[Data excerpts]
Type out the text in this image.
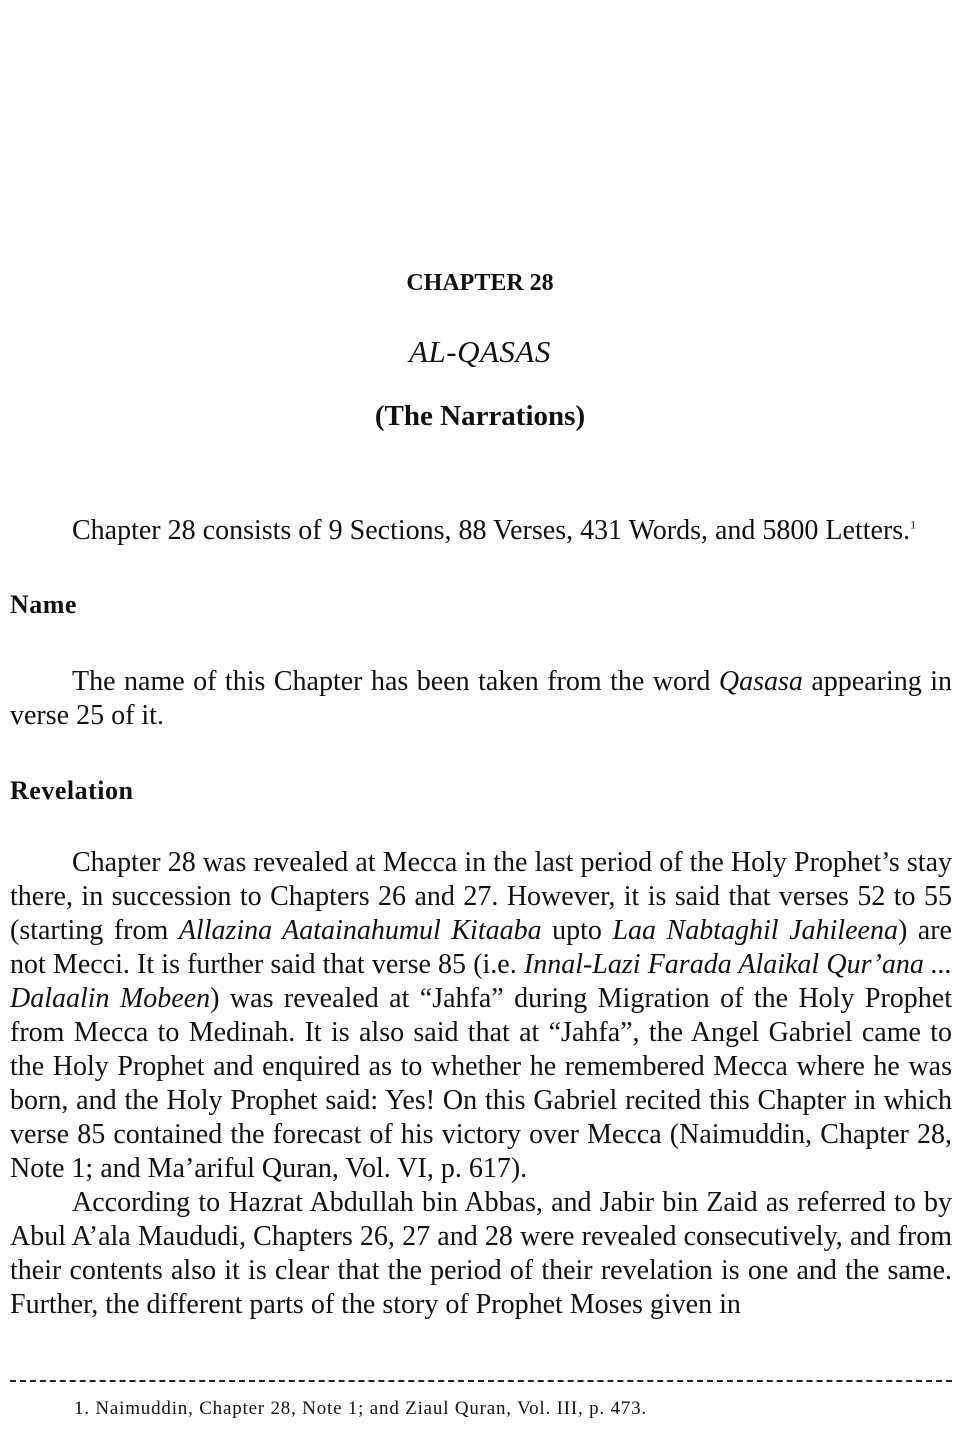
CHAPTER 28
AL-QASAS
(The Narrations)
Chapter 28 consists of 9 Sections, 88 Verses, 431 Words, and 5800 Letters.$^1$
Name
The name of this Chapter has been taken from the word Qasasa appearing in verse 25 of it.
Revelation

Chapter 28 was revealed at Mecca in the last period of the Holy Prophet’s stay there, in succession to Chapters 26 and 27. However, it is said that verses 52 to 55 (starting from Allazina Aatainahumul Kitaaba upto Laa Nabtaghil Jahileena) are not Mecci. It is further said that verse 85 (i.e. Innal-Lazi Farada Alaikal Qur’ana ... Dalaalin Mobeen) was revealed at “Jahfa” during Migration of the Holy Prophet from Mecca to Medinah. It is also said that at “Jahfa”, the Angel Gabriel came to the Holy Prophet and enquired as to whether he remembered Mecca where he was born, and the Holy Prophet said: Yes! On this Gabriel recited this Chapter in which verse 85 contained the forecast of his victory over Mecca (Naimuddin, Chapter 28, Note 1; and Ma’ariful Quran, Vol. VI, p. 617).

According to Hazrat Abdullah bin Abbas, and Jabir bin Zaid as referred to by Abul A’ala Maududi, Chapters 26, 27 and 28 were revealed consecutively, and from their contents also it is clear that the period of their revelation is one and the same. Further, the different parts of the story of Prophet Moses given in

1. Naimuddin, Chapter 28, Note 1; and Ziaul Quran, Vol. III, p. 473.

# Aim:
Leave out the pictures and give the rest of the records again exactly.

# Finished exercise:
Type out the text in this image.
CHAPTER 28
AL-QASAS
(The Narrations)
Chapter 28 consists of 9 Sections, 88 Verses, 431 Words, and 5800 Letters.$^1$
Name
The name of this Chapter has been taken from the word Qasasa appearing in verse 25 of it.
Revelation

Chapter 28 was revealed at Mecca in the last period of the Holy Prophet’s stay there, in succession to Chapters 26 and 27. However, it is said that verses 52 to 55 (starting from Allazina Aatainahumul Kitaaba upto Laa Nabtaghil Jahileena) are not Mecci. It is further said that verse 85 (i.e. Innal-Lazi Farada Alaikal Qur’ana ... Dalaalin Mobeen) was revealed at “Jahfa” during Migration of the Holy Prophet from Mecca to Medinah. It is also said that at “Jahfa”, the Angel Gabriel came to the Holy Prophet and enquired as to whether he remembered Mecca where he was born, and the Holy Prophet said: Yes! On this Gabriel recited this Chapter in which verse 85 contained the forecast of his victory over Mecca (Naimuddin, Chapter 28, Note 1; and Ma’ariful Quran, Vol. VI, p. 617).

According to Hazrat Abdullah bin Abbas, and Jabir bin Zaid as referred to by Abul A’ala Maududi, Chapters 26, 27 and 28 were revealed consecutively, and from their contents also it is clear that the period of their revelation is one and the same. Further, the different parts of the story of Prophet Moses given in

1. Naimuddin, Chapter 28, Note 1; and Ziaul Quran, Vol. III, p. 473.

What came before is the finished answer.